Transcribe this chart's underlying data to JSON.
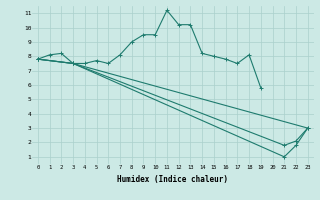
{
  "bg_color": "#cce9e5",
  "grid_color": "#aad0cc",
  "line_color": "#1e7b6e",
  "xlabel": "Humidex (Indice chaleur)",
  "xlim": [
    -0.5,
    23.5
  ],
  "ylim": [
    0.5,
    11.5
  ],
  "xticks": [
    0,
    1,
    2,
    3,
    4,
    5,
    6,
    7,
    8,
    9,
    10,
    11,
    12,
    13,
    14,
    15,
    16,
    17,
    18,
    19,
    20,
    21,
    22,
    23
  ],
  "yticks": [
    1,
    2,
    3,
    4,
    5,
    6,
    7,
    8,
    9,
    10,
    11
  ],
  "figsize": [
    3.2,
    2.0
  ],
  "dpi": 100,
  "line1_x": [
    0,
    1,
    2,
    3,
    4,
    5,
    6,
    7,
    8,
    9,
    10,
    11,
    12,
    13,
    14,
    15,
    16,
    17,
    18,
    19
  ],
  "line1_y": [
    7.8,
    8.1,
    8.2,
    7.5,
    7.5,
    7.7,
    7.5,
    8.1,
    9.0,
    9.5,
    9.5,
    11.2,
    10.2,
    10.2,
    8.2,
    8.0,
    7.8,
    7.5,
    8.1,
    5.8
  ],
  "line2_x": [
    0,
    3,
    23
  ],
  "line2_y": [
    7.8,
    7.5,
    3.0
  ],
  "line3_x": [
    0,
    3,
    21,
    22,
    23
  ],
  "line3_y": [
    7.8,
    7.5,
    1.0,
    1.8,
    3.0
  ],
  "line4_x": [
    0,
    3,
    21,
    22,
    23
  ],
  "line4_y": [
    7.8,
    7.5,
    1.8,
    2.1,
    3.0
  ]
}
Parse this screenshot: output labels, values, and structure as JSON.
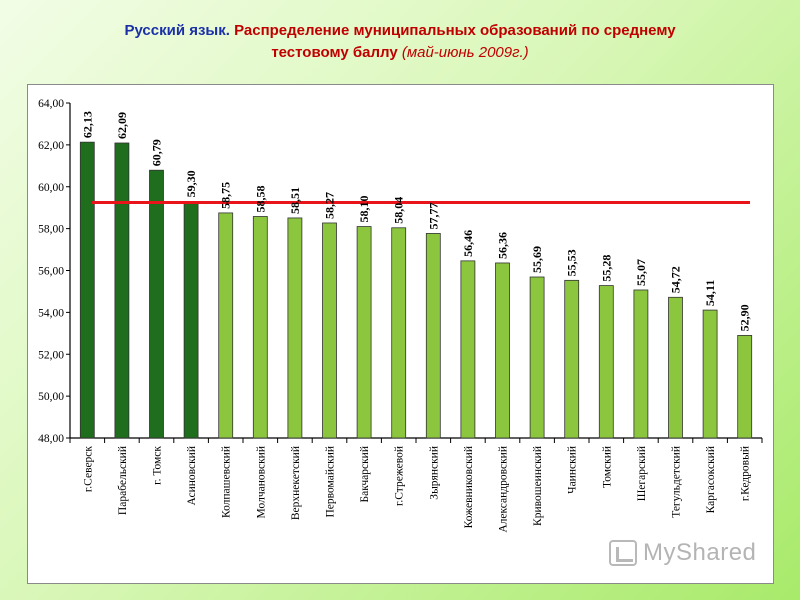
{
  "title": {
    "subject": "Русский язык.",
    "main_line1": "Распределение муниципальных образований по среднему",
    "main_line2": "тестовому баллу",
    "period": "(май-июнь 2009г.)"
  },
  "watermark": {
    "text": "MyShared",
    "icon": "myshared-logo-icon"
  },
  "chart_data": {
    "type": "bar",
    "categories": [
      "г.Северск",
      "Парабельский",
      "г. Томск",
      "Асиновский",
      "Колпашевский",
      "Молчановский",
      "Верхнекетский",
      "Первомайский",
      "Бакчарский",
      "г.Стрежевой",
      "Зырянский",
      "Кожевниковский",
      "Александровский",
      "Кривошеинский",
      "Чаинский",
      "Томский",
      "Шегарский",
      "Тегульдетский",
      "Каргасокский",
      "г.Кедровый"
    ],
    "values": [
      62.13,
      62.09,
      60.79,
      59.3,
      58.75,
      58.58,
      58.51,
      58.27,
      58.1,
      58.04,
      57.77,
      56.46,
      56.36,
      55.69,
      55.53,
      55.28,
      55.07,
      54.72,
      54.11,
      52.9
    ],
    "value_labels": [
      "62,13",
      "62,09",
      "60,79",
      "59,30",
      "58,75",
      "58,58",
      "58,51",
      "58,27",
      "58,10",
      "58,04",
      "57,77",
      "56,46",
      "56,36",
      "55,69",
      "55,53",
      "55,28",
      "55,07",
      "54,72",
      "54,11",
      "52,90"
    ],
    "ylim": [
      48,
      64
    ],
    "y_ticks": [
      48,
      50,
      52,
      54,
      56,
      58,
      60,
      62,
      64
    ],
    "y_tick_labels": [
      "48,00",
      "50,00",
      "52,00",
      "54,00",
      "56,00",
      "58,00",
      "60,00",
      "62,00",
      "64,00"
    ],
    "reference_line": 59.25,
    "colors": {
      "above_reference": "#1e6e1e",
      "below_reference": "#8cc63e",
      "reference_line": "#e8141a",
      "bar_border": "#333333"
    },
    "grid": false,
    "legend": "none"
  }
}
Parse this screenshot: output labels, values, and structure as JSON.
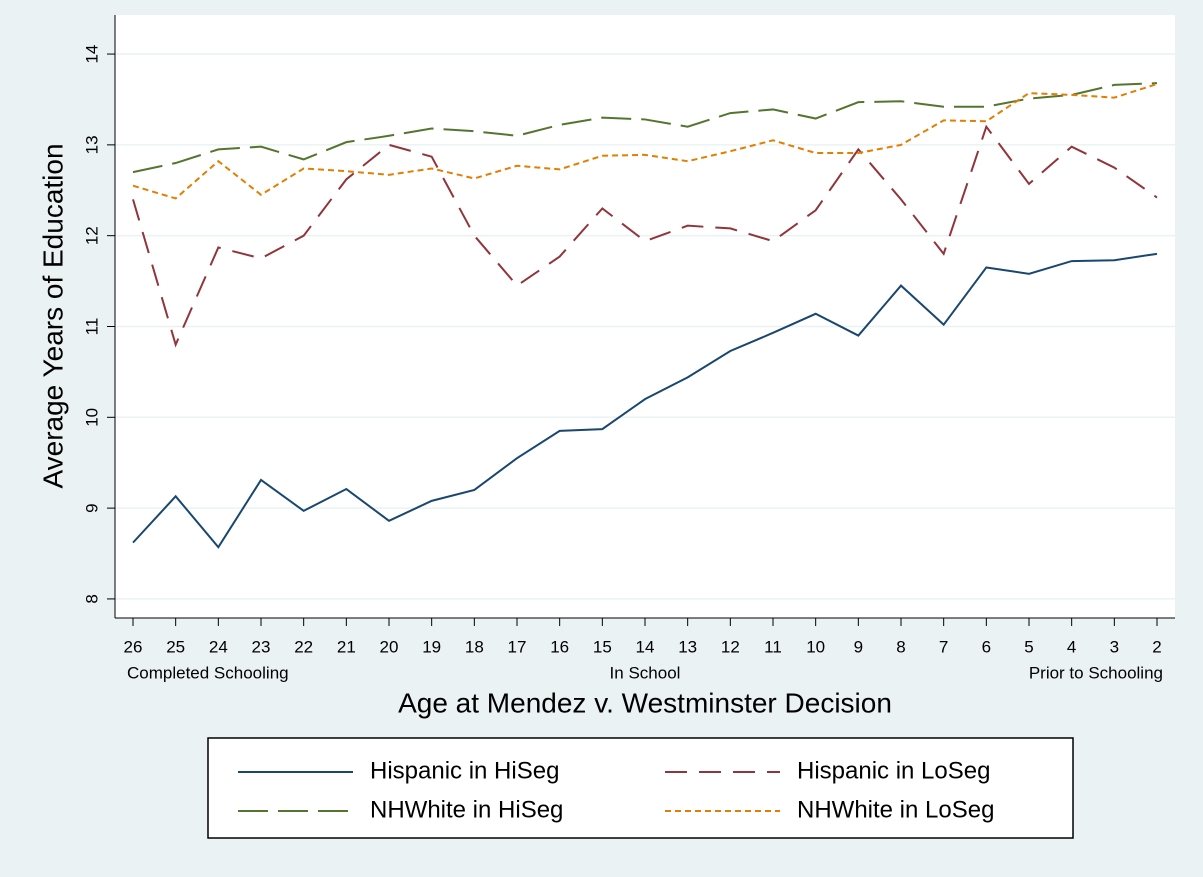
{
  "chart_data": {
    "type": "line",
    "y_label": "Average Years of Education",
    "x_label": "Age at Mendez v. Westminster Decision",
    "categories": [
      "26",
      "25",
      "24",
      "23",
      "22",
      "21",
      "20",
      "19",
      "18",
      "17",
      "16",
      "15",
      "14",
      "13",
      "12",
      "11",
      "10",
      "9",
      "8",
      "7",
      "6",
      "5",
      "4",
      "3",
      "2"
    ],
    "x_group_labels": [
      "Completed Schooling",
      "In School",
      "Prior to Schooling"
    ],
    "ylim": [
      7.79,
      14.43
    ],
    "yticks": [
      8,
      9,
      10,
      11,
      12,
      13,
      14
    ],
    "grid": true,
    "legend_position": "bottom",
    "series": [
      {
        "name": "Hispanic in HiSeg",
        "color": "#1a476f",
        "style": "solid",
        "values": [
          8.62,
          9.13,
          8.57,
          9.31,
          8.97,
          9.21,
          8.86,
          9.08,
          9.2,
          9.55,
          9.85,
          9.87,
          10.2,
          10.44,
          10.73,
          10.93,
          11.14,
          10.9,
          11.45,
          11.02,
          11.65,
          11.58,
          11.72,
          11.73,
          11.8
        ]
      },
      {
        "name": "Hispanic in LoSeg",
        "color": "#90353b",
        "style": "dash",
        "values": [
          12.4,
          10.8,
          11.87,
          11.75,
          12.0,
          12.62,
          13.0,
          12.87,
          12.0,
          11.45,
          11.77,
          12.3,
          11.94,
          12.11,
          12.08,
          11.94,
          12.28,
          12.95,
          12.4,
          11.8,
          13.2,
          12.57,
          12.98,
          12.75,
          12.42
        ]
      },
      {
        "name": "NHWhite in HiSeg",
        "color": "#55752f",
        "style": "longdash",
        "values": [
          12.7,
          12.8,
          12.95,
          12.98,
          12.84,
          13.03,
          13.1,
          13.18,
          13.15,
          13.1,
          13.22,
          13.3,
          13.28,
          13.2,
          13.35,
          13.39,
          13.29,
          13.47,
          13.48,
          13.42,
          13.42,
          13.51,
          13.55,
          13.66,
          13.68
        ]
      },
      {
        "name": "NHWhite in LoSeg",
        "color": "#e37e00",
        "style": "shortdash",
        "values": [
          12.55,
          12.41,
          12.82,
          12.45,
          12.74,
          12.71,
          12.67,
          12.74,
          12.63,
          12.77,
          12.73,
          12.88,
          12.89,
          12.82,
          12.93,
          13.05,
          12.91,
          12.91,
          13.0,
          13.27,
          13.26,
          13.57,
          13.55,
          13.52,
          13.67
        ]
      }
    ]
  }
}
================================
• **INSTRUCTIONS TO FOLLOW**: Reproduce the entries above word for word. Pictures stay out.

• **WRITTEN SOLUTION**:
Transcribe this chart's underlying data to JSON.
{
  "bg_color": "#cce9e5",
  "grid_color": "#aad0cc",
  "line_color": "#1e7b6e",
  "xlabel": "Humidex (Indice chaleur)",
  "xlim": [
    -0.5,
    23.5
  ],
  "ylim": [
    0.5,
    11.5
  ],
  "xticks": [
    0,
    1,
    2,
    3,
    4,
    5,
    6,
    7,
    8,
    9,
    10,
    11,
    12,
    13,
    14,
    15,
    16,
    17,
    18,
    19,
    20,
    21,
    22,
    23
  ],
  "yticks": [
    1,
    2,
    3,
    4,
    5,
    6,
    7,
    8,
    9,
    10,
    11
  ],
  "figsize": [
    3.2,
    2.0
  ],
  "dpi": 100,
  "line1_x": [
    0,
    1,
    2,
    3,
    4,
    5,
    6,
    7,
    8,
    9,
    10,
    11,
    12,
    13,
    14,
    15,
    16,
    17,
    18,
    19
  ],
  "line1_y": [
    7.8,
    8.1,
    8.2,
    7.5,
    7.5,
    7.7,
    7.5,
    8.1,
    9.0,
    9.5,
    9.5,
    11.2,
    10.2,
    10.2,
    8.2,
    8.0,
    7.8,
    7.5,
    8.1,
    5.8
  ],
  "line2_x": [
    0,
    3,
    23
  ],
  "line2_y": [
    7.8,
    7.5,
    3.0
  ],
  "line3_x": [
    0,
    3,
    21,
    22,
    23
  ],
  "line3_y": [
    7.8,
    7.5,
    1.0,
    1.8,
    3.0
  ],
  "line4_x": [
    0,
    3,
    21,
    22,
    23
  ],
  "line4_y": [
    7.8,
    7.5,
    1.8,
    2.1,
    3.0
  ]
}
Parse this screenshot: output labels, values, and structure as JSON.
{
  "title": {
    "subject": "Русский язык.",
    "main_line1": "Распределение муниципальных образований по среднему",
    "main_line2": "тестовому баллу",
    "period": "(май-июнь 2009г.)"
  },
  "watermark": {
    "text": "MyShared",
    "icon": "myshared-logo-icon"
  },
  "chart_data": {
    "type": "bar",
    "categories": [
      "г.Северск",
      "Парабельский",
      "г. Томск",
      "Асиновский",
      "Колпашевский",
      "Молчановский",
      "Верхнекетский",
      "Первомайский",
      "Бакчарский",
      "г.Стрежевой",
      "Зырянский",
      "Кожевниковский",
      "Александровский",
      "Кривошеинский",
      "Чаинский",
      "Томский",
      "Шегарский",
      "Тегульдетский",
      "Каргасокский",
      "г.Кедровый"
    ],
    "values": [
      62.13,
      62.09,
      60.79,
      59.3,
      58.75,
      58.58,
      58.51,
      58.27,
      58.1,
      58.04,
      57.77,
      56.46,
      56.36,
      55.69,
      55.53,
      55.28,
      55.07,
      54.72,
      54.11,
      52.9
    ],
    "value_labels": [
      "62,13",
      "62,09",
      "60,79",
      "59,30",
      "58,75",
      "58,58",
      "58,51",
      "58,27",
      "58,10",
      "58,04",
      "57,77",
      "56,46",
      "56,36",
      "55,69",
      "55,53",
      "55,28",
      "55,07",
      "54,72",
      "54,11",
      "52,90"
    ],
    "ylim": [
      48,
      64
    ],
    "y_ticks": [
      48,
      50,
      52,
      54,
      56,
      58,
      60,
      62,
      64
    ],
    "y_tick_labels": [
      "48,00",
      "50,00",
      "52,00",
      "54,00",
      "56,00",
      "58,00",
      "60,00",
      "62,00",
      "64,00"
    ],
    "reference_line": 59.25,
    "colors": {
      "above_reference": "#1e6e1e",
      "below_reference": "#8cc63e",
      "reference_line": "#e8141a",
      "bar_border": "#333333"
    },
    "grid": false,
    "legend": "none"
  }
}
Parse this screenshot: output labels, values, and structure as JSON.
{
  "chart_data": {
    "type": "line",
    "y_label": "Average Years of Education",
    "x_label": "Age at Mendez v. Westminster Decision",
    "categories": [
      "26",
      "25",
      "24",
      "23",
      "22",
      "21",
      "20",
      "19",
      "18",
      "17",
      "16",
      "15",
      "14",
      "13",
      "12",
      "11",
      "10",
      "9",
      "8",
      "7",
      "6",
      "5",
      "4",
      "3",
      "2"
    ],
    "x_group_labels": [
      "Completed Schooling",
      "In School",
      "Prior to Schooling"
    ],
    "ylim": [
      7.79,
      14.43
    ],
    "yticks": [
      8,
      9,
      10,
      11,
      12,
      13,
      14
    ],
    "grid": true,
    "legend_position": "bottom",
    "series": [
      {
        "name": "Hispanic in HiSeg",
        "color": "#1a476f",
        "style": "solid",
        "values": [
          8.62,
          9.13,
          8.57,
          9.31,
          8.97,
          9.21,
          8.86,
          9.08,
          9.2,
          9.55,
          9.85,
          9.87,
          10.2,
          10.44,
          10.73,
          10.93,
          11.14,
          10.9,
          11.45,
          11.02,
          11.65,
          11.58,
          11.72,
          11.73,
          11.8
        ]
      },
      {
        "name": "Hispanic in LoSeg",
        "color": "#90353b",
        "style": "dash",
        "values": [
          12.4,
          10.8,
          11.87,
          11.75,
          12.0,
          12.62,
          13.0,
          12.87,
          12.0,
          11.45,
          11.77,
          12.3,
          11.94,
          12.11,
          12.08,
          11.94,
          12.28,
          12.95,
          12.4,
          11.8,
          13.2,
          12.57,
          12.98,
          12.75,
          12.42
        ]
      },
      {
        "name": "NHWhite in HiSeg",
        "color": "#55752f",
        "style": "longdash",
        "values": [
          12.7,
          12.8,
          12.95,
          12.98,
          12.84,
          13.03,
          13.1,
          13.18,
          13.15,
          13.1,
          13.22,
          13.3,
          13.28,
          13.2,
          13.35,
          13.39,
          13.29,
          13.47,
          13.48,
          13.42,
          13.42,
          13.51,
          13.55,
          13.66,
          13.68
        ]
      },
      {
        "name": "NHWhite in LoSeg",
        "color": "#e37e00",
        "style": "shortdash",
        "values": [
          12.55,
          12.41,
          12.82,
          12.45,
          12.74,
          12.71,
          12.67,
          12.74,
          12.63,
          12.77,
          12.73,
          12.88,
          12.89,
          12.82,
          12.93,
          13.05,
          12.91,
          12.91,
          13.0,
          13.27,
          13.26,
          13.57,
          13.55,
          13.52,
          13.67
        ]
      }
    ]
  }
}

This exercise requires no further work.